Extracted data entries
_ _ _ _ _ _ _

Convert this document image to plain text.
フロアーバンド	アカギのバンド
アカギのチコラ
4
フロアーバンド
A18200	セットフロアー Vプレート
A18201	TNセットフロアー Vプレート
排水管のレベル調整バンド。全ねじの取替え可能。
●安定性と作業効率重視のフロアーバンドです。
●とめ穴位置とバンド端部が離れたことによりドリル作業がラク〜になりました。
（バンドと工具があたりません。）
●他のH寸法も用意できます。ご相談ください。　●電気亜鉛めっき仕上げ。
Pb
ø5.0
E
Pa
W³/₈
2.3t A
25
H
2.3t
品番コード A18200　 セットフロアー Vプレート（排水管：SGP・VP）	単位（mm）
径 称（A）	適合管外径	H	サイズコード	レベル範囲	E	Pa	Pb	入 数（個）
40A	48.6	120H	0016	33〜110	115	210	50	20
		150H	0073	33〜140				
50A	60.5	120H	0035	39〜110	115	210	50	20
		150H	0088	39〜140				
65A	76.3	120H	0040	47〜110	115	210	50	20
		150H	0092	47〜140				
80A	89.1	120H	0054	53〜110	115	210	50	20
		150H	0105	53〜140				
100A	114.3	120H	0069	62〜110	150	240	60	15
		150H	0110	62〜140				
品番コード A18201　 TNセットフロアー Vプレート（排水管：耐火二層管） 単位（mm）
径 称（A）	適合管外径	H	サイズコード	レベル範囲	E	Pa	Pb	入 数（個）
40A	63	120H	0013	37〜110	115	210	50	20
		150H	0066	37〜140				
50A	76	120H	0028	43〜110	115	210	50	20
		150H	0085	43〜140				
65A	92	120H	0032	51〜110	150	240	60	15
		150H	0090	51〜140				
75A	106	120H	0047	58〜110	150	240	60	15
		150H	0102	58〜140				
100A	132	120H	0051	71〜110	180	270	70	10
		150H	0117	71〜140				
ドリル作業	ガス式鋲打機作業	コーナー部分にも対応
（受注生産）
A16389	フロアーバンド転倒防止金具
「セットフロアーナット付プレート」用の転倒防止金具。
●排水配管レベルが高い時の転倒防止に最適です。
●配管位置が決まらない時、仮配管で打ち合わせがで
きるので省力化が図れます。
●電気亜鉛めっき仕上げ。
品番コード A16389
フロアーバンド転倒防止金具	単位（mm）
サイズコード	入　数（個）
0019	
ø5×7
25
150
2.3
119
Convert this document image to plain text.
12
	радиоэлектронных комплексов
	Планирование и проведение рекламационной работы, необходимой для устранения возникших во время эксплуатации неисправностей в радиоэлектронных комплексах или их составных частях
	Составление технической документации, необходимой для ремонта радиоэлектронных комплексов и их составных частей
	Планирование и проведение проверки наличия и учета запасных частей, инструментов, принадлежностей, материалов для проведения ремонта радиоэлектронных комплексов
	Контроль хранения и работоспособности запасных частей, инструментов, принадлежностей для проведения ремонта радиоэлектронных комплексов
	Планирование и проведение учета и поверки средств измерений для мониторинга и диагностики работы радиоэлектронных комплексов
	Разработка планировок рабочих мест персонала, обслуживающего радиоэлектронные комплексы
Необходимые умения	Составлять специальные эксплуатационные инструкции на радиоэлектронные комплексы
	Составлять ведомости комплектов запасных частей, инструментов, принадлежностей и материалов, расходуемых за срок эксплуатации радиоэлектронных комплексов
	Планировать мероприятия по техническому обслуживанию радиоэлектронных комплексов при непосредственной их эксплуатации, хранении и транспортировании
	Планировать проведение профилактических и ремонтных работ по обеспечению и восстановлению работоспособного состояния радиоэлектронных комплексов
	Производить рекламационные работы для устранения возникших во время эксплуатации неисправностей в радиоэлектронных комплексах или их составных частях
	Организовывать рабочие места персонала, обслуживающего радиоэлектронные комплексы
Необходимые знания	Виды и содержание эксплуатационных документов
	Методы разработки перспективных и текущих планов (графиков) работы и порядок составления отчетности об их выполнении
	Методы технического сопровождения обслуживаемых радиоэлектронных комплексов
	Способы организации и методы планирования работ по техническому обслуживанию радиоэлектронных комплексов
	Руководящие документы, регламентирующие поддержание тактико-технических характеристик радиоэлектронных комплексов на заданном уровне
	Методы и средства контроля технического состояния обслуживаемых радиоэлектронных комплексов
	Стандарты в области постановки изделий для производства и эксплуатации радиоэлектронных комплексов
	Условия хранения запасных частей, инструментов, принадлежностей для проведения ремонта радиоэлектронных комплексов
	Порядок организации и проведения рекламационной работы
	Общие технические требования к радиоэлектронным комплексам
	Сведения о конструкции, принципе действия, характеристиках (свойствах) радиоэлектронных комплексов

_ _ _ _ _ _ _

▶ **TASK REQUIREMENTS**:
Read the entries above, then pull out the lines that include "品番コード".

▶ **TASK RESULT**:
品番コード A18200　 セットフロアー Vプレート（排水管：SGP・VP）	単位（mm）
品番コード A18201　 TNセットフロアー Vプレート（排水管：耐火二層管） 単位（mm）
品番コード A16389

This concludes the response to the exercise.